● Challenge:
Rewrite each line of the listing below with "omega-region" renamed to "ascent-region" wherever it appears, leaving everything else untouched.

[Collected data entries]
--- start ---
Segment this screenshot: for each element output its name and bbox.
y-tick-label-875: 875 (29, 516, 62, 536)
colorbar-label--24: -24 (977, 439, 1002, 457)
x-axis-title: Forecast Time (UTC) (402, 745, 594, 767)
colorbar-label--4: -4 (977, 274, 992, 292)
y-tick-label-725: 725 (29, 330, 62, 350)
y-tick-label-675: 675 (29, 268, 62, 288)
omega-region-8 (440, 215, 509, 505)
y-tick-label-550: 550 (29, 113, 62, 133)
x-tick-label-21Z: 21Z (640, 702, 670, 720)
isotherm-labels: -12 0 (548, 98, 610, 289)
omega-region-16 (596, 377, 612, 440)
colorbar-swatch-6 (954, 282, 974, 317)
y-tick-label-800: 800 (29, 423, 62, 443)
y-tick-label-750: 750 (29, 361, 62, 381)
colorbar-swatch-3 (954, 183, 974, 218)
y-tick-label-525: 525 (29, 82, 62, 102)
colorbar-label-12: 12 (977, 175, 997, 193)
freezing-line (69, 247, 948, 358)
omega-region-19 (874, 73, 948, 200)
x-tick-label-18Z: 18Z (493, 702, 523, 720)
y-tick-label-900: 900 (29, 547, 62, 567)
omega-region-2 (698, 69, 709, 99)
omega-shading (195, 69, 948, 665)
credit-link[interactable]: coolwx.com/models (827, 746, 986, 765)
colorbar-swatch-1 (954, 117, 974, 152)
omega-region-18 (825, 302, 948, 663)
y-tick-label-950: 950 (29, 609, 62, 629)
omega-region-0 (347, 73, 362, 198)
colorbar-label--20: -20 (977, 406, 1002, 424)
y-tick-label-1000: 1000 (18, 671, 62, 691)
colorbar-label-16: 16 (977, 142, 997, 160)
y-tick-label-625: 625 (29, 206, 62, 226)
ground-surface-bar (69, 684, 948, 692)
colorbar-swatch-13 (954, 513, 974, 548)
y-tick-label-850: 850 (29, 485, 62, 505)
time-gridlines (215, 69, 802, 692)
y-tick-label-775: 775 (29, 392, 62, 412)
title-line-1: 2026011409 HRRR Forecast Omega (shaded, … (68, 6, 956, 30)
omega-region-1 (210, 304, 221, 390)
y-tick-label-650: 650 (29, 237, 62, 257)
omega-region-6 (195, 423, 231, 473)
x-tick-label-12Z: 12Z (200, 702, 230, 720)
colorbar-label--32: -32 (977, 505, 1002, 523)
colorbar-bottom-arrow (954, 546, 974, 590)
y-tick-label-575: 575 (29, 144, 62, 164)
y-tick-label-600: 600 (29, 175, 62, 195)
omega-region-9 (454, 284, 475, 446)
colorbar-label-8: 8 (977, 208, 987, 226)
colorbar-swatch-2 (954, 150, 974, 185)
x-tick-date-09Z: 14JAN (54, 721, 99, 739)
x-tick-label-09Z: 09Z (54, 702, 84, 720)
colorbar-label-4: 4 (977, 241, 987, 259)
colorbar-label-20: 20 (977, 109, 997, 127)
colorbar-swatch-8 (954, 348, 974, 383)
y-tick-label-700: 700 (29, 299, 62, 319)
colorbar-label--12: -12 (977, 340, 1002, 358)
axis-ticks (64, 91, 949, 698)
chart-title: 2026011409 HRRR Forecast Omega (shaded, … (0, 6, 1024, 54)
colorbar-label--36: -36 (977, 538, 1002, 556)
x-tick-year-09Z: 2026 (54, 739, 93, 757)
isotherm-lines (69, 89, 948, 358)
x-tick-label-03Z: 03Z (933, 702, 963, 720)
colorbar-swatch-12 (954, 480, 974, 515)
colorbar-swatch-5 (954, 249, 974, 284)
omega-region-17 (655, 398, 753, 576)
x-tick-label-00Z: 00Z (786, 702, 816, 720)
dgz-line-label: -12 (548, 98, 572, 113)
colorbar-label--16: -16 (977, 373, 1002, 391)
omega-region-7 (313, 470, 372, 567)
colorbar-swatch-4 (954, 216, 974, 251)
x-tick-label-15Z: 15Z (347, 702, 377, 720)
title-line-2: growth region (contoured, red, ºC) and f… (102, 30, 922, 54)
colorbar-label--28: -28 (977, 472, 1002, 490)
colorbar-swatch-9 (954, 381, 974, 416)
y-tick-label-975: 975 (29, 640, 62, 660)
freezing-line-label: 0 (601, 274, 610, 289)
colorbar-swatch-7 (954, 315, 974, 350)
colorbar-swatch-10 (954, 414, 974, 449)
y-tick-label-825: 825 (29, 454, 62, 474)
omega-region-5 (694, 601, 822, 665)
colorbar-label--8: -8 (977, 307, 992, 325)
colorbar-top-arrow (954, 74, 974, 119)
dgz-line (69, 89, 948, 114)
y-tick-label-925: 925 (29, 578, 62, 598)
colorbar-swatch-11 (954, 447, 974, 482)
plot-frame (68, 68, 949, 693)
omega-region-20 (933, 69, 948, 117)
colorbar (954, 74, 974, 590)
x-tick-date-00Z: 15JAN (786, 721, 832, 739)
--- end ---
● Expected output:
Segment this screenshot: for each element output its name and bbox.
y-tick-label-875: 875 (29, 516, 62, 536)
colorbar-label--24: -24 (977, 439, 1002, 457)
x-axis-title: Forecast Time (UTC) (402, 745, 594, 767)
colorbar-label--4: -4 (977, 274, 992, 292)
y-tick-label-725: 725 (29, 330, 62, 350)
y-tick-label-675: 675 (29, 268, 62, 288)
ascent-region-8 (440, 215, 509, 505)
y-tick-label-550: 550 (29, 113, 62, 133)
x-tick-label-21Z: 21Z (640, 702, 670, 720)
isotherm-labels: -12 0 (548, 98, 610, 289)
ascent-region-16 (596, 377, 612, 440)
colorbar-swatch-6 (954, 282, 974, 317)
y-tick-label-800: 800 (29, 423, 62, 443)
y-tick-label-750: 750 (29, 361, 62, 381)
colorbar-swatch-3 (954, 183, 974, 218)
y-tick-label-525: 525 (29, 82, 62, 102)
colorbar-label-12: 12 (977, 175, 997, 193)
freezing-line (69, 247, 948, 358)
ascent-region-19 (874, 73, 948, 200)
x-tick-label-18Z: 18Z (493, 702, 523, 720)
y-tick-label-900: 900 (29, 547, 62, 567)
ascent-region-2 (698, 69, 709, 99)
omega-shading (195, 69, 948, 665)
credit-link[interactable]: coolwx.com/models (827, 746, 986, 765)
colorbar-swatch-1 (954, 117, 974, 152)
ascent-region-18 (825, 302, 948, 663)
y-tick-label-950: 950 (29, 609, 62, 629)
ascent-region-0 (347, 73, 362, 198)
colorbar-label--20: -20 (977, 406, 1002, 424)
y-tick-label-1000: 1000 (18, 671, 62, 691)
colorbar-label-16: 16 (977, 142, 997, 160)
y-tick-label-625: 625 (29, 206, 62, 226)
ground-surface-bar (69, 684, 948, 692)
colorbar-swatch-13 (954, 513, 974, 548)
y-tick-label-850: 850 (29, 485, 62, 505)
time-gridlines (215, 69, 802, 692)
y-tick-label-775: 775 (29, 392, 62, 412)
title-line-1: 2026011409 HRRR Forecast Omega (shaded, … (68, 6, 956, 30)
ascent-region-1 (210, 304, 221, 390)
y-tick-label-650: 650 (29, 237, 62, 257)
ascent-region-6 (195, 423, 231, 473)
x-tick-label-12Z: 12Z (200, 702, 230, 720)
colorbar-label--32: -32 (977, 505, 1002, 523)
colorbar-bottom-arrow (954, 546, 974, 590)
y-tick-label-575: 575 (29, 144, 62, 164)
y-tick-label-600: 600 (29, 175, 62, 195)
ascent-region-9 (454, 284, 475, 446)
colorbar-label-8: 8 (977, 208, 987, 226)
colorbar-swatch-2 (954, 150, 974, 185)
x-tick-date-09Z: 14JAN (54, 721, 99, 739)
x-tick-label-09Z: 09Z (54, 702, 84, 720)
colorbar-label-4: 4 (977, 241, 987, 259)
colorbar-label-20: 20 (977, 109, 997, 127)
colorbar-swatch-8 (954, 348, 974, 383)
y-tick-label-700: 700 (29, 299, 62, 319)
colorbar-label--12: -12 (977, 340, 1002, 358)
axis-ticks (64, 91, 949, 698)
chart-title: 2026011409 HRRR Forecast Omega (shaded, … (0, 6, 1024, 54)
colorbar-label--36: -36 (977, 538, 1002, 556)
x-tick-year-09Z: 2026 (54, 739, 93, 757)
isotherm-lines (69, 89, 948, 358)
x-tick-label-03Z: 03Z (933, 702, 963, 720)
colorbar-swatch-12 (954, 480, 974, 515)
colorbar-swatch-5 (954, 249, 974, 284)
ascent-region-17 (655, 398, 753, 576)
x-tick-label-00Z: 00Z (786, 702, 816, 720)
dgz-line-label: -12 (548, 98, 572, 113)
colorbar-label--16: -16 (977, 373, 1002, 391)
ascent-region-7 (313, 470, 372, 567)
colorbar-swatch-4 (954, 216, 974, 251)
x-tick-label-15Z: 15Z (347, 702, 377, 720)
title-line-2: growth region (contoured, red, ºC) and f… (102, 30, 922, 54)
colorbar-label--28: -28 (977, 472, 1002, 490)
colorbar-swatch-9 (954, 381, 974, 416)
y-tick-label-975: 975 (29, 640, 62, 660)
freezing-line-label: 0 (601, 274, 610, 289)
colorbar-swatch-7 (954, 315, 974, 350)
colorbar-swatch-10 (954, 414, 974, 449)
y-tick-label-825: 825 (29, 454, 62, 474)
ascent-region-5 (694, 601, 822, 665)
colorbar-label--8: -8 (977, 307, 992, 325)
colorbar-top-arrow (954, 74, 974, 119)
dgz-line (69, 89, 948, 114)
y-tick-label-925: 925 (29, 578, 62, 598)
colorbar-swatch-11 (954, 447, 974, 482)
plot-frame (68, 68, 949, 693)
ascent-region-20 (933, 69, 948, 117)
colorbar (954, 74, 974, 590)
x-tick-date-00Z: 15JAN (786, 721, 832, 739)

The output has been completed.